_INSTRUCTION_. Copy all of the material below exactly.

Part of a data file:
____

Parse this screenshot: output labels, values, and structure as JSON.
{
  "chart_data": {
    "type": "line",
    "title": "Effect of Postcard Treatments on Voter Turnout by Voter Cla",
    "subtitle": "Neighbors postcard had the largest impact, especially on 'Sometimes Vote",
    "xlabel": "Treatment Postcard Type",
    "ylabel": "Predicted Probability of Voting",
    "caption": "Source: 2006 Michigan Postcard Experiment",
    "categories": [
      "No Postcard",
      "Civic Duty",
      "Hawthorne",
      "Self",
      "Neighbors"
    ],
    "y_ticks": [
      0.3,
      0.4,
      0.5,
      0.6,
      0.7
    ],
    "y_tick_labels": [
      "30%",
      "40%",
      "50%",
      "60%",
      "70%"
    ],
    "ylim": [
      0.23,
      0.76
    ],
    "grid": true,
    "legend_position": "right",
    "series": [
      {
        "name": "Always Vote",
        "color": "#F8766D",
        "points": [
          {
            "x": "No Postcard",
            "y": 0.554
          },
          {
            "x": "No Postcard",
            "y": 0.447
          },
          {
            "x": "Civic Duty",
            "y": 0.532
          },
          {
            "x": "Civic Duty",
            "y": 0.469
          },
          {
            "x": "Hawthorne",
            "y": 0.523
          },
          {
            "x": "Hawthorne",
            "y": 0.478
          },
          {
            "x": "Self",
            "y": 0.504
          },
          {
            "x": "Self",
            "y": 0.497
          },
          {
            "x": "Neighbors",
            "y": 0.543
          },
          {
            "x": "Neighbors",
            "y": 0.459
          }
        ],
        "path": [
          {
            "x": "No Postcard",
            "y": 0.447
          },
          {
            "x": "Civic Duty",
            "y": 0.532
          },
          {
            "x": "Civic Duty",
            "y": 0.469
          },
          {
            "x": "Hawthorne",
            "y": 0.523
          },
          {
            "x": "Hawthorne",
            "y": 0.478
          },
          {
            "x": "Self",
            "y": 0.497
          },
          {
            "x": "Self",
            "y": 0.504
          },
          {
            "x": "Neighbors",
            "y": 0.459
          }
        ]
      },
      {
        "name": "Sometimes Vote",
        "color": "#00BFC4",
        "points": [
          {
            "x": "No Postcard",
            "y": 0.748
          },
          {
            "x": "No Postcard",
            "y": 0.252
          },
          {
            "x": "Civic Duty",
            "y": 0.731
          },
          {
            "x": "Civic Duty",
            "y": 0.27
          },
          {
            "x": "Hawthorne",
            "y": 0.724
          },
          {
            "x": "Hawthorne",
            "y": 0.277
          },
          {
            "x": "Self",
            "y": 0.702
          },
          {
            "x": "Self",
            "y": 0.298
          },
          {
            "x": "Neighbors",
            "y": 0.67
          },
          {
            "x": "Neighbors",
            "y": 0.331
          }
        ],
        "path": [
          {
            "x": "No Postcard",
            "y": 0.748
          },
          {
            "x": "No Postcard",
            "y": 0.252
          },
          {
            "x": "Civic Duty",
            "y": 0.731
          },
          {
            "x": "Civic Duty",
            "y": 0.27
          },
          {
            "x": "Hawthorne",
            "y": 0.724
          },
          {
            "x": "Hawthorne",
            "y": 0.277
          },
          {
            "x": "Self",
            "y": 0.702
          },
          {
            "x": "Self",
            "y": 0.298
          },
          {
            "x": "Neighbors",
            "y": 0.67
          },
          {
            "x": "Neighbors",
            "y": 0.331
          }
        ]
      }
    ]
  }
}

____

_RESULT_.
Parse this screenshot: output labels, values, and structure as JSON.
{
  "chart_data": {
    "type": "line",
    "title": "Effect of Postcard Treatments on Voter Turnout by Voter Cla",
    "subtitle": "Neighbors postcard had the largest impact, especially on 'Sometimes Vote",
    "xlabel": "Treatment Postcard Type",
    "ylabel": "Predicted Probability of Voting",
    "caption": "Source: 2006 Michigan Postcard Experiment",
    "categories": [
      "No Postcard",
      "Civic Duty",
      "Hawthorne",
      "Self",
      "Neighbors"
    ],
    "y_ticks": [
      0.3,
      0.4,
      0.5,
      0.6,
      0.7
    ],
    "y_tick_labels": [
      "30%",
      "40%",
      "50%",
      "60%",
      "70%"
    ],
    "ylim": [
      0.23,
      0.76
    ],
    "grid": true,
    "legend_position": "right",
    "series": [
      {
        "name": "Always Vote",
        "color": "#F8766D",
        "points": [
          {
            "x": "No Postcard",
            "y": 0.554
          },
          {
            "x": "No Postcard",
            "y": 0.447
          },
          {
            "x": "Civic Duty",
            "y": 0.532
          },
          {
            "x": "Civic Duty",
            "y": 0.469
          },
          {
            "x": "Hawthorne",
            "y": 0.523
          },
          {
            "x": "Hawthorne",
            "y": 0.478
          },
          {
            "x": "Self",
            "y": 0.504
          },
          {
            "x": "Self",
            "y": 0.497
          },
          {
            "x": "Neighbors",
            "y": 0.543
          },
          {
            "x": "Neighbors",
            "y": 0.459
          }
        ],
        "path": [
          {
            "x": "No Postcard",
            "y": 0.447
          },
          {
            "x": "Civic Duty",
            "y": 0.532
          },
          {
            "x": "Civic Duty",
            "y": 0.469
          },
          {
            "x": "Hawthorne",
            "y": 0.523
          },
          {
            "x": "Hawthorne",
            "y": 0.478
          },
          {
            "x": "Self",
            "y": 0.497
          },
          {
            "x": "Self",
            "y": 0.504
          },
          {
            "x": "Neighbors",
            "y": 0.459
          }
        ]
      },
      {
        "name": "Sometimes Vote",
        "color": "#00BFC4",
        "points": [
          {
            "x": "No Postcard",
            "y": 0.748
          },
          {
            "x": "No Postcard",
            "y": 0.252
          },
          {
            "x": "Civic Duty",
            "y": 0.731
          },
          {
            "x": "Civic Duty",
            "y": 0.27
          },
          {
            "x": "Hawthorne",
            "y": 0.724
          },
          {
            "x": "Hawthorne",
            "y": 0.277
          },
          {
            "x": "Self",
            "y": 0.702
          },
          {
            "x": "Self",
            "y": 0.298
          },
          {
            "x": "Neighbors",
            "y": 0.67
          },
          {
            "x": "Neighbors",
            "y": 0.331
          }
        ],
        "path": [
          {
            "x": "No Postcard",
            "y": 0.748
          },
          {
            "x": "No Postcard",
            "y": 0.252
          },
          {
            "x": "Civic Duty",
            "y": 0.731
          },
          {
            "x": "Civic Duty",
            "y": 0.27
          },
          {
            "x": "Hawthorne",
            "y": 0.724
          },
          {
            "x": "Hawthorne",
            "y": 0.277
          },
          {
            "x": "Self",
            "y": 0.702
          },
          {
            "x": "Self",
            "y": 0.298
          },
          {
            "x": "Neighbors",
            "y": 0.67
          },
          {
            "x": "Neighbors",
            "y": 0.331
          }
        ]
      }
    ]
  }
}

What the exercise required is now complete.